EXERCISE DESCRIPTION >> Below are the records; collect from them each line containing the string "image".

DATASET CONTENT >>

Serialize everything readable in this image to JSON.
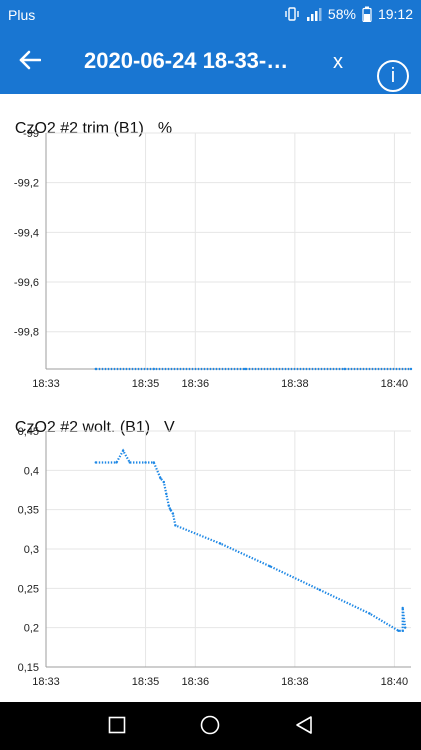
{
  "status_bar": {
    "carrier": "Plus",
    "battery": "58%",
    "time": "19:12",
    "icons": [
      "vibrate-icon",
      "signal-icon",
      "battery-icon"
    ]
  },
  "app_bar": {
    "title": "2020-06-24 18-33-…",
    "close_label": "x",
    "info_label": "i",
    "back_icon": "arrow-left-icon",
    "color": "#1976d2"
  },
  "charts": [
    {
      "title": "CzO2 #2 trim (B1)",
      "unit": "%"
    },
    {
      "title": "CzO2 #2 wolt. (B1)",
      "unit": "V"
    }
  ],
  "chart_data": [
    {
      "type": "line",
      "title": "CzO2 #2 trim (B1)",
      "ylabel": "%",
      "color": "#1e88e5",
      "grid": true,
      "xlim": [
        "18:33",
        "18:40:20"
      ],
      "ylim": [
        -99.95,
        -99
      ],
      "x_ticks": [
        "18:33",
        "18:35",
        "18:36",
        "18:38",
        "18:40"
      ],
      "y_ticks": [
        "-99",
        "-99,2",
        "-99,4",
        "-99,6",
        "-99,8"
      ],
      "y_tick_values": [
        -99,
        -99.2,
        -99.4,
        -99.6,
        -99.8
      ],
      "series": [
        {
          "x": [
            "18:34:00",
            "18:35:10",
            "18:37:00",
            "18:39:00",
            "18:40:20"
          ],
          "values": [
            -99.95,
            -99.95,
            -99.95,
            -99.95,
            -99.95
          ]
        }
      ]
    },
    {
      "type": "line",
      "title": "CzO2 #2 wolt. (B1)",
      "ylabel": "V",
      "color": "#1e88e5",
      "grid": true,
      "xlim": [
        "18:33",
        "18:40:20"
      ],
      "ylim": [
        0.15,
        0.45
      ],
      "x_ticks": [
        "18:33",
        "18:35",
        "18:36",
        "18:38",
        "18:40"
      ],
      "y_ticks": [
        "0,45",
        "0,4",
        "0,35",
        "0,3",
        "0,25",
        "0,2",
        "0,15"
      ],
      "y_tick_values": [
        0.45,
        0.4,
        0.35,
        0.3,
        0.25,
        0.2,
        0.15
      ],
      "series": [
        {
          "x": [
            "18:34:00",
            "18:34:25",
            "18:34:33",
            "18:34:41",
            "18:35:00",
            "18:35:10",
            "18:35:18",
            "18:35:22",
            "18:35:25",
            "18:35:28",
            "18:35:30",
            "18:35:33",
            "18:35:36",
            "18:36:30",
            "18:37:30",
            "18:38:30",
            "18:39:30",
            "18:40:05",
            "18:40:10",
            "18:40:10",
            "18:40:13"
          ],
          "values": [
            0.41,
            0.41,
            0.425,
            0.41,
            0.41,
            0.41,
            0.39,
            0.385,
            0.37,
            0.355,
            0.35,
            0.345,
            0.33,
            0.307,
            0.278,
            0.248,
            0.218,
            0.196,
            0.196,
            0.225,
            0.2
          ]
        }
      ]
    }
  ],
  "nav_bar": {
    "icons": [
      "recent-apps-icon",
      "home-icon",
      "back-icon"
    ]
  }
}
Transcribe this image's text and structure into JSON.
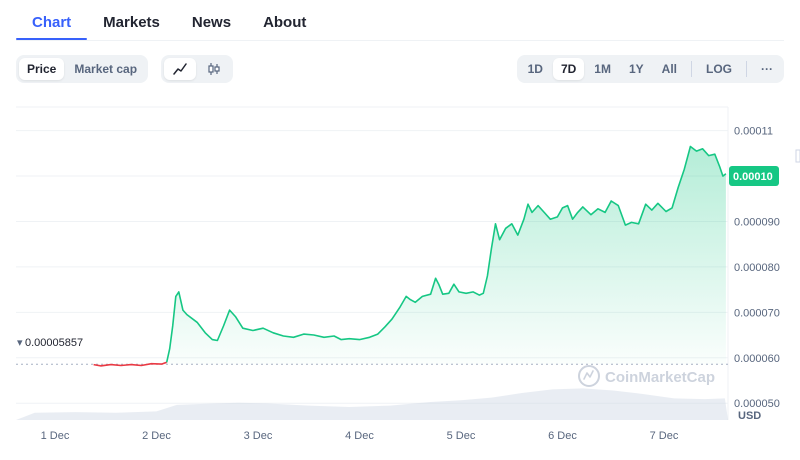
{
  "nav": {
    "tabs": [
      {
        "label": "Chart",
        "active": true
      },
      {
        "label": "Markets",
        "active": false
      },
      {
        "label": "News",
        "active": false
      },
      {
        "label": "About",
        "active": false
      }
    ]
  },
  "toolbar": {
    "metric_toggle": [
      {
        "label": "Price",
        "selected": true
      },
      {
        "label": "Market cap",
        "selected": false
      }
    ],
    "chart_style_icons": [
      {
        "icon": "line-chart-icon",
        "selected": true
      },
      {
        "icon": "candlestick-icon",
        "selected": false
      }
    ],
    "range_options": [
      {
        "label": "1D",
        "selected": false
      },
      {
        "label": "7D",
        "selected": true
      },
      {
        "label": "1M",
        "selected": false
      },
      {
        "label": "1Y",
        "selected": false
      },
      {
        "label": "All",
        "selected": false
      }
    ],
    "log_label": "LOG",
    "more_label": "···"
  },
  "colors": {
    "accent": "#3861fb",
    "up": "#16c784",
    "down": "#ea3943"
  },
  "watermark": "CoinMarketCap",
  "currency_label": "USD",
  "chart_data": {
    "type": "line",
    "x_ticks": [
      "1 Dec",
      "2 Dec",
      "3 Dec",
      "4 Dec",
      "5 Dec",
      "6 Dec",
      "7 Dec"
    ],
    "y_ticks": [
      "0.000050",
      "0.000060",
      "0.000070",
      "0.000080",
      "0.000090",
      "0.00010",
      "0.00011"
    ],
    "ylim": [
      4.63e-05,
      0.0001152
    ],
    "grid": true,
    "baseline": {
      "value": 5.857e-05,
      "label": "0.00005857"
    },
    "current_price": {
      "value": 0.0001,
      "label": "0.00010"
    },
    "series": [
      {
        "values_up_to_day": [
          [
            1.38,
            5.85e-05
          ],
          [
            1.45,
            5.82e-05
          ],
          [
            1.55,
            5.85e-05
          ],
          [
            1.65,
            5.83e-05
          ],
          [
            1.75,
            5.85e-05
          ],
          [
            1.85,
            5.83e-05
          ],
          [
            1.95,
            5.87e-05
          ],
          [
            2.05,
            5.86e-05
          ],
          [
            2.1,
            5.9e-05
          ],
          [
            2.13,
            6.2e-05
          ],
          [
            2.16,
            6.7e-05
          ],
          [
            2.19,
            7.35e-05
          ],
          [
            2.22,
            7.45e-05
          ],
          [
            2.26,
            7.05e-05
          ],
          [
            2.3,
            6.95e-05
          ],
          [
            2.4,
            6.78e-05
          ],
          [
            2.48,
            6.55e-05
          ],
          [
            2.55,
            6.4e-05
          ],
          [
            2.6,
            6.38e-05
          ],
          [
            2.66,
            6.7e-05
          ],
          [
            2.72,
            7.05e-05
          ],
          [
            2.78,
            6.9e-05
          ],
          [
            2.85,
            6.65e-05
          ],
          [
            2.95,
            6.6e-05
          ],
          [
            3.05,
            6.65e-05
          ],
          [
            3.15,
            6.55e-05
          ],
          [
            3.25,
            6.48e-05
          ],
          [
            3.35,
            6.45e-05
          ],
          [
            3.45,
            6.52e-05
          ],
          [
            3.55,
            6.5e-05
          ],
          [
            3.65,
            6.45e-05
          ],
          [
            3.75,
            6.48e-05
          ],
          [
            3.82,
            6.4e-05
          ],
          [
            3.9,
            6.42e-05
          ],
          [
            4.0,
            6.4e-05
          ],
          [
            4.1,
            6.45e-05
          ],
          [
            4.18,
            6.52e-05
          ],
          [
            4.25,
            6.68e-05
          ],
          [
            4.32,
            6.85e-05
          ],
          [
            4.4,
            7.12e-05
          ],
          [
            4.46,
            7.35e-05
          ],
          [
            4.5,
            7.28e-05
          ],
          [
            4.55,
            7.22e-05
          ],
          [
            4.62,
            7.35e-05
          ],
          [
            4.7,
            7.4e-05
          ],
          [
            4.75,
            7.75e-05
          ],
          [
            4.78,
            7.62e-05
          ],
          [
            4.82,
            7.4e-05
          ],
          [
            4.88,
            7.42e-05
          ],
          [
            4.93,
            7.62e-05
          ],
          [
            4.98,
            7.45e-05
          ],
          [
            5.05,
            7.42e-05
          ],
          [
            5.12,
            7.45e-05
          ],
          [
            5.18,
            7.38e-05
          ],
          [
            5.22,
            7.42e-05
          ],
          [
            5.26,
            7.8e-05
          ],
          [
            5.3,
            8.4e-05
          ],
          [
            5.34,
            8.95e-05
          ],
          [
            5.38,
            8.6e-05
          ],
          [
            5.44,
            8.85e-05
          ],
          [
            5.5,
            8.95e-05
          ],
          [
            5.56,
            8.7e-05
          ],
          [
            5.62,
            9.05e-05
          ],
          [
            5.66,
            9.38e-05
          ],
          [
            5.7,
            9.2e-05
          ],
          [
            5.76,
            9.35e-05
          ],
          [
            5.82,
            9.2e-05
          ],
          [
            5.88,
            9.05e-05
          ],
          [
            5.95,
            9.1e-05
          ],
          [
            6.0,
            9.3e-05
          ],
          [
            6.05,
            9.35e-05
          ],
          [
            6.1,
            9.05e-05
          ],
          [
            6.15,
            9.2e-05
          ],
          [
            6.2,
            9.32e-05
          ],
          [
            6.28,
            9.15e-05
          ],
          [
            6.35,
            9.28e-05
          ],
          [
            6.42,
            9.2e-05
          ],
          [
            6.48,
            9.45e-05
          ],
          [
            6.55,
            9.35e-05
          ],
          [
            6.62,
            8.92e-05
          ],
          [
            6.68,
            8.98e-05
          ],
          [
            6.75,
            8.95e-05
          ],
          [
            6.82,
            9.38e-05
          ],
          [
            6.88,
            9.25e-05
          ],
          [
            6.94,
            9.4e-05
          ],
          [
            7.02,
            9.22e-05
          ],
          [
            7.08,
            9.3e-05
          ],
          [
            7.14,
            9.75e-05
          ],
          [
            7.2,
            0.0001015
          ],
          [
            7.26,
            0.0001065
          ],
          [
            7.32,
            0.0001055
          ],
          [
            7.38,
            0.000106
          ],
          [
            7.44,
            0.0001045
          ],
          [
            7.5,
            0.0001048
          ],
          [
            7.55,
            0.000102
          ],
          [
            7.58,
            0.0001
          ],
          [
            7.61,
            0.0001005
          ]
        ]
      }
    ],
    "volume_series": [
      [
        0.8,
        0.2
      ],
      [
        1.2,
        0.22
      ],
      [
        1.6,
        0.2
      ],
      [
        2.0,
        0.24
      ],
      [
        2.2,
        0.42
      ],
      [
        2.5,
        0.45
      ],
      [
        2.8,
        0.48
      ],
      [
        3.1,
        0.46
      ],
      [
        3.5,
        0.4
      ],
      [
        3.9,
        0.36
      ],
      [
        4.3,
        0.4
      ],
      [
        4.7,
        0.5
      ],
      [
        5.0,
        0.55
      ],
      [
        5.3,
        0.62
      ],
      [
        5.6,
        0.75
      ],
      [
        5.9,
        0.85
      ],
      [
        6.2,
        0.88
      ],
      [
        6.5,
        0.82
      ],
      [
        6.8,
        0.72
      ],
      [
        7.1,
        0.6
      ],
      [
        7.4,
        0.58
      ],
      [
        7.6,
        0.6
      ]
    ]
  }
}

ANSWER TO THIS PROBLEM >>
Serialize everything readable in this image to JSON.
Transcribe this image's text and structure into JSON.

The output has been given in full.